» **What is being asked**
Reproduce each line of the material precisely.

» **Dataset excerpt**

○ ○ ○ ○ ○

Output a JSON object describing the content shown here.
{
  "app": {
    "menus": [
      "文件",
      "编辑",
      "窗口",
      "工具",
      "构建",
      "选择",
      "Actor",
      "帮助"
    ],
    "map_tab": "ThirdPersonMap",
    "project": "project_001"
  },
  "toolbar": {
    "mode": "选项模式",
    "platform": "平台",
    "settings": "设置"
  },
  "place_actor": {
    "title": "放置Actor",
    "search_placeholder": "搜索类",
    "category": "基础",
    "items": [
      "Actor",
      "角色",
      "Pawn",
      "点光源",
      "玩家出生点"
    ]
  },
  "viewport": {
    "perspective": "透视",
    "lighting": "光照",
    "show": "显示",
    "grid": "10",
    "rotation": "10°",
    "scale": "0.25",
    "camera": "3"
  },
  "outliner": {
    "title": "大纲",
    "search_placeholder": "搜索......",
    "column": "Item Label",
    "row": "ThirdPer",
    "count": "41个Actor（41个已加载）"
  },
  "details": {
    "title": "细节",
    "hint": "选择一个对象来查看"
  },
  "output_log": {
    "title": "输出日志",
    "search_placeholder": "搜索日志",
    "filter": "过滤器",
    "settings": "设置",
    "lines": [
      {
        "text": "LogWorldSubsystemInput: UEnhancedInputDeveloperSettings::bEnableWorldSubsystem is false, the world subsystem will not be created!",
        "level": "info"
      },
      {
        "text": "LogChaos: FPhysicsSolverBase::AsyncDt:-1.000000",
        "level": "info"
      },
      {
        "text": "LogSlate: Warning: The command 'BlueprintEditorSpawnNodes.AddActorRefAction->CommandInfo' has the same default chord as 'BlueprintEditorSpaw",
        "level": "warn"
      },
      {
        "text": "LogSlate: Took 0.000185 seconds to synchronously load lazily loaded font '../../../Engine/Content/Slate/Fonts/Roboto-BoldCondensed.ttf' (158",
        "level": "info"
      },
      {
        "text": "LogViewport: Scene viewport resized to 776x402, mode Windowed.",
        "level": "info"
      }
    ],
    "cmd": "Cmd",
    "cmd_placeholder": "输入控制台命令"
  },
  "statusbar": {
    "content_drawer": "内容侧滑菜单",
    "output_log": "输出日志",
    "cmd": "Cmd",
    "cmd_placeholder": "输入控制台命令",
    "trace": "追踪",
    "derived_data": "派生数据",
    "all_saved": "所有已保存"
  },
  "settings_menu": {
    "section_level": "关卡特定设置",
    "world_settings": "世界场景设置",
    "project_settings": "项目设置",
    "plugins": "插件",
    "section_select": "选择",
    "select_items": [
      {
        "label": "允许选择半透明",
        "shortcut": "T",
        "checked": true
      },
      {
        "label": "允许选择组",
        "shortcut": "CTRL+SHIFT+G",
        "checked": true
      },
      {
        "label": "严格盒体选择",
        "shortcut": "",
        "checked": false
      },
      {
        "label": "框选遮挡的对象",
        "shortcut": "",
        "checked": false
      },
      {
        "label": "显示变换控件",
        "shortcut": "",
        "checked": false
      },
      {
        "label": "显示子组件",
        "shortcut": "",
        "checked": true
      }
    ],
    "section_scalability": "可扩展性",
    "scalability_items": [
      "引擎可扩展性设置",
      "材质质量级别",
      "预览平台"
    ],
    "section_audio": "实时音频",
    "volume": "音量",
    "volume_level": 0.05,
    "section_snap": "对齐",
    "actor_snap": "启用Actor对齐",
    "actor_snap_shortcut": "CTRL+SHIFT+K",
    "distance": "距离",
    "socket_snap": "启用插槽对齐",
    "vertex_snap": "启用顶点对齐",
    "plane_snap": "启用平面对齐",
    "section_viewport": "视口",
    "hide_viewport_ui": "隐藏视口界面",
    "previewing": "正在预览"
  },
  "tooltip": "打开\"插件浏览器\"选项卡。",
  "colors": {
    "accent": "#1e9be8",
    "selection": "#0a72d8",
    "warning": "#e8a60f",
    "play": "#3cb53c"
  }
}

○ ○ ○ ○ ○

» **In response**
Output a JSON object describing the content shown here.
{
  "app": {
    "menus": [
      "文件",
      "编辑",
      "窗口",
      "工具",
      "构建",
      "选择",
      "Actor",
      "帮助"
    ],
    "map_tab": "ThirdPersonMap",
    "project": "project_001"
  },
  "toolbar": {
    "mode": "选项模式",
    "platform": "平台",
    "settings": "设置"
  },
  "place_actor": {
    "title": "放置Actor",
    "search_placeholder": "搜索类",
    "category": "基础",
    "items": [
      "Actor",
      "角色",
      "Pawn",
      "点光源",
      "玩家出生点"
    ]
  },
  "viewport": {
    "perspective": "透视",
    "lighting": "光照",
    "show": "显示",
    "grid": "10",
    "rotation": "10°",
    "scale": "0.25",
    "camera": "3"
  },
  "outliner": {
    "title": "大纲",
    "search_placeholder": "搜索......",
    "column": "Item Label",
    "row": "ThirdPer",
    "count": "41个Actor（41个已加载）"
  },
  "details": {
    "title": "细节",
    "hint": "选择一个对象来查看"
  },
  "output_log": {
    "title": "输出日志",
    "search_placeholder": "搜索日志",
    "filter": "过滤器",
    "settings": "设置",
    "lines": [
      {
        "text": "LogWorldSubsystemInput: UEnhancedInputDeveloperSettings::bEnableWorldSubsystem is false, the world subsystem will not be created!",
        "level": "info"
      },
      {
        "text": "LogChaos: FPhysicsSolverBase::AsyncDt:-1.000000",
        "level": "info"
      },
      {
        "text": "LogSlate: Warning: The command 'BlueprintEditorSpawnNodes.AddActorRefAction->CommandInfo' has the same default chord as 'BlueprintEditorSpaw",
        "level": "warn"
      },
      {
        "text": "LogSlate: Took 0.000185 seconds to synchronously load lazily loaded font '../../../Engine/Content/Slate/Fonts/Roboto-BoldCondensed.ttf' (158",
        "level": "info"
      },
      {
        "text": "LogViewport: Scene viewport resized to 776x402, mode Windowed.",
        "level": "info"
      }
    ],
    "cmd": "Cmd",
    "cmd_placeholder": "输入控制台命令"
  },
  "statusbar": {
    "content_drawer": "内容侧滑菜单",
    "output_log": "输出日志",
    "cmd": "Cmd",
    "cmd_placeholder": "输入控制台命令",
    "trace": "追踪",
    "derived_data": "派生数据",
    "all_saved": "所有已保存"
  },
  "settings_menu": {
    "section_level": "关卡特定设置",
    "world_settings": "世界场景设置",
    "project_settings": "项目设置",
    "plugins": "插件",
    "section_select": "选择",
    "select_items": [
      {
        "label": "允许选择半透明",
        "shortcut": "T",
        "checked": true
      },
      {
        "label": "允许选择组",
        "shortcut": "CTRL+SHIFT+G",
        "checked": true
      },
      {
        "label": "严格盒体选择",
        "shortcut": "",
        "checked": false
      },
      {
        "label": "框选遮挡的对象",
        "shortcut": "",
        "checked": false
      },
      {
        "label": "显示变换控件",
        "shortcut": "",
        "checked": false
      },
      {
        "label": "显示子组件",
        "shortcut": "",
        "checked": true
      }
    ],
    "section_scalability": "可扩展性",
    "scalability_items": [
      "引擎可扩展性设置",
      "材质质量级别",
      "预览平台"
    ],
    "section_audio": "实时音频",
    "volume": "音量",
    "volume_level": 0.05,
    "section_snap": "对齐",
    "actor_snap": "启用Actor对齐",
    "actor_snap_shortcut": "CTRL+SHIFT+K",
    "distance": "距离",
    "socket_snap": "启用插槽对齐",
    "vertex_snap": "启用顶点对齐",
    "plane_snap": "启用平面对齐",
    "section_viewport": "视口",
    "hide_viewport_ui": "隐藏视口界面",
    "previewing": "正在预览"
  },
  "tooltip": "打开\"插件浏览器\"选项卡。",
  "colors": {
    "accent": "#1e9be8",
    "selection": "#0a72d8",
    "warning": "#e8a60f",
    "play": "#3cb53c"
  }
}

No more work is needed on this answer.